● DATA PROVIDED:

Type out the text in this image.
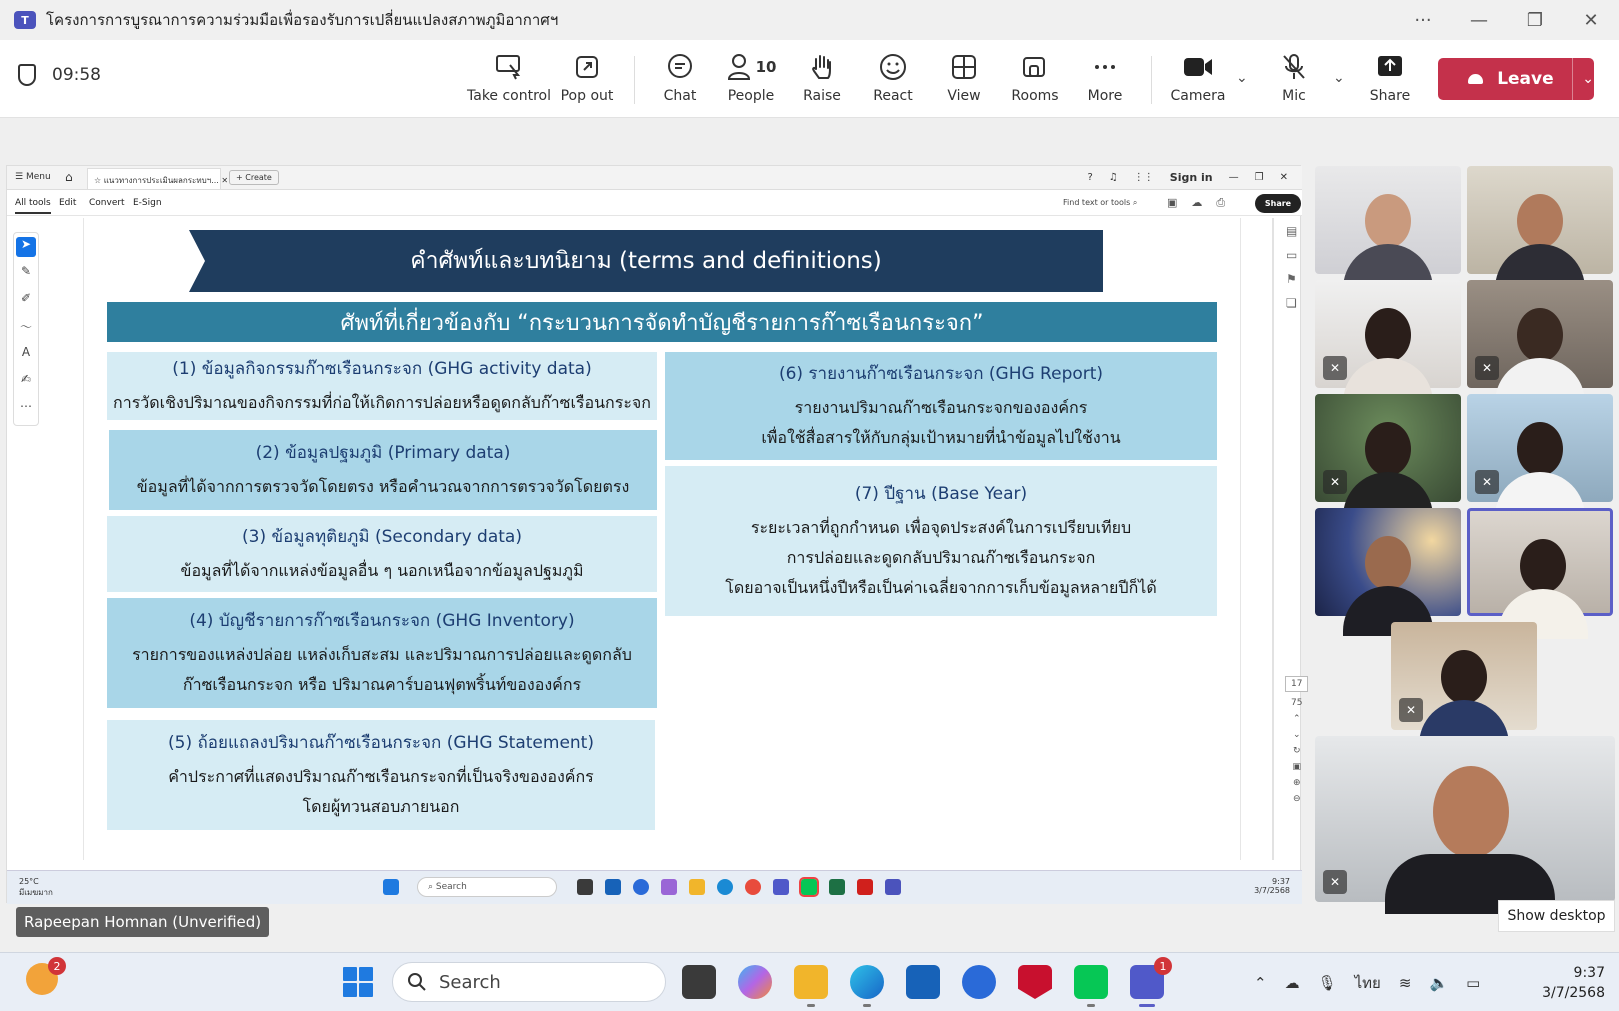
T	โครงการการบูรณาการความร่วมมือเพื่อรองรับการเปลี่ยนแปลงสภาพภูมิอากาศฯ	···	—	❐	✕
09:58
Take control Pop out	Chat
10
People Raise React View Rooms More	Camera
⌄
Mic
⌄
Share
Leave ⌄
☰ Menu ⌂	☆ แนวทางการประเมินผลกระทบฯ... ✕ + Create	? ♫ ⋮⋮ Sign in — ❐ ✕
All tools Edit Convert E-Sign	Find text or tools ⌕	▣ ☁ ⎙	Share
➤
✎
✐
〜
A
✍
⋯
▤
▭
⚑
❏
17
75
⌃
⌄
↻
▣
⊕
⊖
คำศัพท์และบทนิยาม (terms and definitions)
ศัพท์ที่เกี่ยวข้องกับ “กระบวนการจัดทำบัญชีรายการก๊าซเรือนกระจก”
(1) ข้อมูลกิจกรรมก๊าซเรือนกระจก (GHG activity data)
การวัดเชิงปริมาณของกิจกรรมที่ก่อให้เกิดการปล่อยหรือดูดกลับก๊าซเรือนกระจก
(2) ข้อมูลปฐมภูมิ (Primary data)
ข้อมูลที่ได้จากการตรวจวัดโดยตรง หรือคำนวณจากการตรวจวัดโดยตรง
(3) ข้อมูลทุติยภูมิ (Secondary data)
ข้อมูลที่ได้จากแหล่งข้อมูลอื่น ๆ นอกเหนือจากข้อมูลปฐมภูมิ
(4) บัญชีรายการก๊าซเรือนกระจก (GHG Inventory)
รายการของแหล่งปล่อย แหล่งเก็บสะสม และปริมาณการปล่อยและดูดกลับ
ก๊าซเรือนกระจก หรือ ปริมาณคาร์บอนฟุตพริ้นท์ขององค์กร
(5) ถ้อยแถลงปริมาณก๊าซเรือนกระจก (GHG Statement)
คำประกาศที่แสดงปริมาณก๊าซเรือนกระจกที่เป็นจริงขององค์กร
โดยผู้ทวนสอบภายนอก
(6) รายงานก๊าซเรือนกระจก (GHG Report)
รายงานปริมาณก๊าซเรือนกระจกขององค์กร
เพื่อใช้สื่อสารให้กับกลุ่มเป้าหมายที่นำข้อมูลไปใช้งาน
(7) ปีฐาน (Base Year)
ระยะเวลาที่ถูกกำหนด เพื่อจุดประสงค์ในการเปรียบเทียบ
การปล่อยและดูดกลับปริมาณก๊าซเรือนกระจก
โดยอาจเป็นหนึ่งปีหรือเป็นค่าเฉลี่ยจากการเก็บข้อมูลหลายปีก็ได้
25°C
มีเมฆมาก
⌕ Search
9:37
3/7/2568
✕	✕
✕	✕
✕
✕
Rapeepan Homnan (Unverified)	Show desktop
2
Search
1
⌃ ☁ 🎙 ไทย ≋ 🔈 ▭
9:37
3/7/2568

● CHALLENGE: Copy the records exactly as they appear, excluding images.

● EXERCISE ANSWER:
Type out the text in this image.
T	โครงการการบูรณาการความร่วมมือเพื่อรองรับการเปลี่ยนแปลงสภาพภูมิอากาศฯ	···	—	❐	✕
09:58
Take control Pop out	Chat
10
People Raise React View Rooms More	Camera
⌄
Mic
⌄
Share
Leave ⌄
☰ Menu ⌂	☆ แนวทางการประเมินผลกระทบฯ... ✕ + Create	? ♫ ⋮⋮ Sign in — ❐ ✕
All tools Edit Convert E-Sign	Find text or tools ⌕	▣ ☁ ⎙	Share
➤
✎
✐
〜
A
✍
⋯
▤
▭
⚑
❏
17
75
⌃
⌄
↻
▣
⊕
⊖
คำศัพท์และบทนิยาม (terms and definitions)
ศัพท์ที่เกี่ยวข้องกับ “กระบวนการจัดทำบัญชีรายการก๊าซเรือนกระจก”
(1) ข้อมูลกิจกรรมก๊าซเรือนกระจก (GHG activity data)
การวัดเชิงปริมาณของกิจกรรมที่ก่อให้เกิดการปล่อยหรือดูดกลับก๊าซเรือนกระจก
(2) ข้อมูลปฐมภูมิ (Primary data)
ข้อมูลที่ได้จากการตรวจวัดโดยตรง หรือคำนวณจากการตรวจวัดโดยตรง
(3) ข้อมูลทุติยภูมิ (Secondary data)
ข้อมูลที่ได้จากแหล่งข้อมูลอื่น ๆ นอกเหนือจากข้อมูลปฐมภูมิ
(4) บัญชีรายการก๊าซเรือนกระจก (GHG Inventory)
รายการของแหล่งปล่อย แหล่งเก็บสะสม และปริมาณการปล่อยและดูดกลับ
ก๊าซเรือนกระจก หรือ ปริมาณคาร์บอนฟุตพริ้นท์ขององค์กร
(5) ถ้อยแถลงปริมาณก๊าซเรือนกระจก (GHG Statement)
คำประกาศที่แสดงปริมาณก๊าซเรือนกระจกที่เป็นจริงขององค์กร
โดยผู้ทวนสอบภายนอก
(6) รายงานก๊าซเรือนกระจก (GHG Report)
รายงานปริมาณก๊าซเรือนกระจกขององค์กร
เพื่อใช้สื่อสารให้กับกลุ่มเป้าหมายที่นำข้อมูลไปใช้งาน
(7) ปีฐาน (Base Year)
ระยะเวลาที่ถูกกำหนด เพื่อจุดประสงค์ในการเปรียบเทียบ
การปล่อยและดูดกลับปริมาณก๊าซเรือนกระจก
โดยอาจเป็นหนึ่งปีหรือเป็นค่าเฉลี่ยจากการเก็บข้อมูลหลายปีก็ได้
25°C
มีเมฆมาก
⌕ Search
9:37
3/7/2568
✕	✕
✕	✕
✕
✕
Rapeepan Homnan (Unverified)	Show desktop
2
Search
1
⌃ ☁ 🎙 ไทย ≋ 🔈 ▭
9:37
3/7/2568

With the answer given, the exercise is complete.